**EXERCISE GOAL**
Reproduce every entry below precisely; do not include the pictures.

**EXTRACTED RECORDS**
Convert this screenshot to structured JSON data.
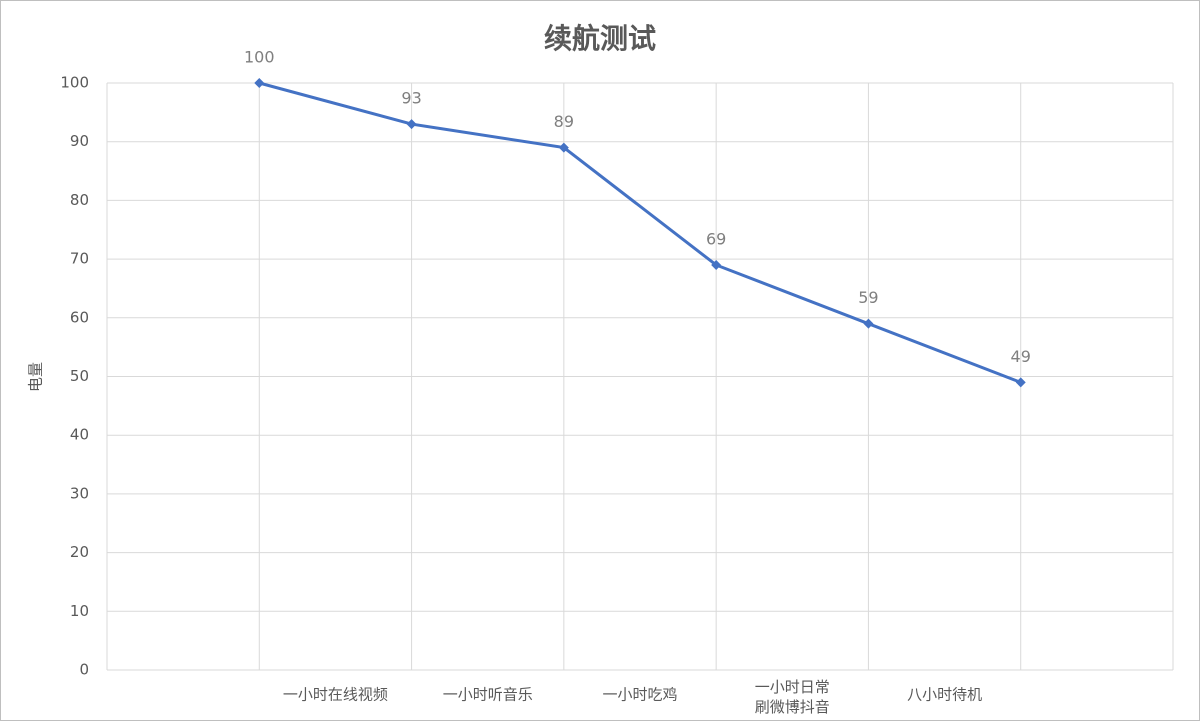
{
  "chart_data": {
    "type": "line",
    "title": "续航测试",
    "y_label": "电量",
    "categories": [
      null,
      "一小时在线视频",
      "一小时听音乐",
      "一小时吃鸡",
      "一小时日常刷微博抖音",
      "八小时待机"
    ],
    "series": [
      {
        "name": "电量",
        "color": "#4472c4",
        "values": [
          100,
          93,
          89,
          69,
          59,
          49
        ]
      }
    ],
    "ylim": [
      0,
      100
    ],
    "yticks": [
      0,
      10,
      20,
      30,
      40,
      50,
      60,
      70,
      80,
      90,
      100
    ],
    "grid": true
  }
}
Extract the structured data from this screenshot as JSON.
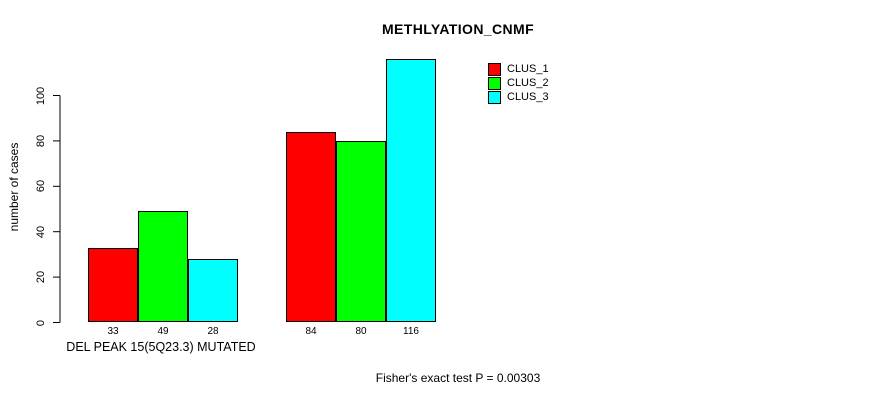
{
  "chart_data": {
    "type": "bar",
    "title": "METHLYATION_CNMF",
    "ylabel": "number of cases",
    "footer": "Fisher's exact test P = 0.00303",
    "yticks": [
      0,
      20,
      40,
      60,
      80,
      100
    ],
    "ylim": [
      0,
      116
    ],
    "grid": false,
    "legend_position": "top-right-inside",
    "series": [
      {
        "name": "CLUS_1",
        "color": "#ff0000"
      },
      {
        "name": "CLUS_2",
        "color": "#00ff00"
      },
      {
        "name": "CLUS_3",
        "color": "#00ffff"
      }
    ],
    "groups": [
      {
        "label": "DEL PEAK 15(5Q23.3) MUTATED",
        "values": [
          33,
          49,
          28
        ]
      },
      {
        "label": "",
        "values": [
          84,
          80,
          116
        ]
      }
    ]
  }
}
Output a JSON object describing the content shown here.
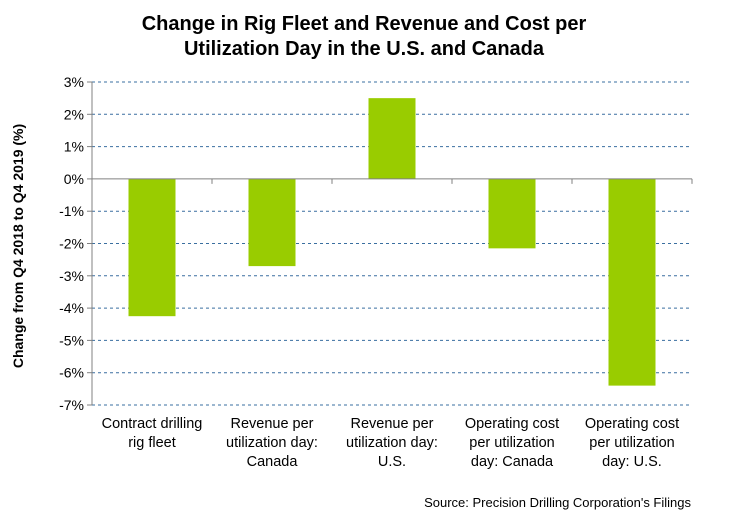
{
  "chart_data": {
    "type": "bar",
    "title_lines": [
      "Change in Rig Fleet and Revenue and Cost per",
      "Utilization  Day in the U.S. and Canada"
    ],
    "ylabel": "Change from Q4 2018 to Q4 2019 (%)",
    "xlabel": "",
    "categories": [
      [
        "Contract drilling",
        "rig fleet"
      ],
      [
        "Revenue per",
        "utilization day:",
        "Canada"
      ],
      [
        "Revenue per",
        "utilization day:",
        "U.S."
      ],
      [
        "Operating cost",
        "per utilization",
        "day: Canada"
      ],
      [
        "Operating cost",
        "per utilization",
        "day: U.S."
      ]
    ],
    "values": [
      -4.25,
      -2.7,
      2.5,
      -2.15,
      -6.4
    ],
    "ylim": [
      -7,
      3
    ],
    "yticks": [
      3,
      2,
      1,
      0,
      -1,
      -2,
      -3,
      -4,
      -5,
      -6,
      -7
    ],
    "ytick_labels": [
      "3%",
      "2%",
      "1%",
      "0%",
      "-1%",
      "-2%",
      "-3%",
      "-4%",
      "-5%",
      "-6%",
      "-7%"
    ],
    "grid": true,
    "legend": "none",
    "bar_color": "#99cc00",
    "gridline_color": "#3a6fa0",
    "source": "Source: Precision Drilling Corporation's  Filings"
  }
}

**RESPONSE TO THIS TASK**
Convert this screenshot to structured JSON data.
{
  "chart_data": {
    "type": "line",
    "title": "续航测试",
    "y_label": "电量",
    "categories": [
      null,
      "一小时在线视频",
      "一小时听音乐",
      "一小时吃鸡",
      "一小时日常刷微博抖音",
      "八小时待机"
    ],
    "series": [
      {
        "name": "电量",
        "color": "#4472c4",
        "values": [
          100,
          93,
          89,
          69,
          59,
          49
        ]
      }
    ],
    "ylim": [
      0,
      100
    ],
    "yticks": [
      0,
      10,
      20,
      30,
      40,
      50,
      60,
      70,
      80,
      90,
      100
    ],
    "grid": true
  }
}
Extract the structured data from this screenshot as JSON.
{
  "chart_data": {
    "type": "bar",
    "title": "METHLYATION_CNMF",
    "ylabel": "number of cases",
    "footer": "Fisher's exact test P = 0.00303",
    "yticks": [
      0,
      20,
      40,
      60,
      80,
      100
    ],
    "ylim": [
      0,
      116
    ],
    "grid": false,
    "legend_position": "top-right-inside",
    "series": [
      {
        "name": "CLUS_1",
        "color": "#ff0000"
      },
      {
        "name": "CLUS_2",
        "color": "#00ff00"
      },
      {
        "name": "CLUS_3",
        "color": "#00ffff"
      }
    ],
    "groups": [
      {
        "label": "DEL PEAK 15(5Q23.3) MUTATED",
        "values": [
          33,
          49,
          28
        ]
      },
      {
        "label": "",
        "values": [
          84,
          80,
          116
        ]
      }
    ]
  }
}
Output a JSON object describing the content shown here.
{
  "chart_data": {
    "type": "bar",
    "title_lines": [
      "Change in Rig Fleet and Revenue and Cost per",
      "Utilization  Day in the U.S. and Canada"
    ],
    "ylabel": "Change from Q4 2018 to Q4 2019 (%)",
    "xlabel": "",
    "categories": [
      [
        "Contract drilling",
        "rig fleet"
      ],
      [
        "Revenue per",
        "utilization day:",
        "Canada"
      ],
      [
        "Revenue per",
        "utilization day:",
        "U.S."
      ],
      [
        "Operating cost",
        "per utilization",
        "day: Canada"
      ],
      [
        "Operating cost",
        "per utilization",
        "day: U.S."
      ]
    ],
    "values": [
      -4.25,
      -2.7,
      2.5,
      -2.15,
      -6.4
    ],
    "ylim": [
      -7,
      3
    ],
    "yticks": [
      3,
      2,
      1,
      0,
      -1,
      -2,
      -3,
      -4,
      -5,
      -6,
      -7
    ],
    "ytick_labels": [
      "3%",
      "2%",
      "1%",
      "0%",
      "-1%",
      "-2%",
      "-3%",
      "-4%",
      "-5%",
      "-6%",
      "-7%"
    ],
    "grid": true,
    "legend": "none",
    "bar_color": "#99cc00",
    "gridline_color": "#3a6fa0",
    "source": "Source: Precision Drilling Corporation's  Filings"
  }
}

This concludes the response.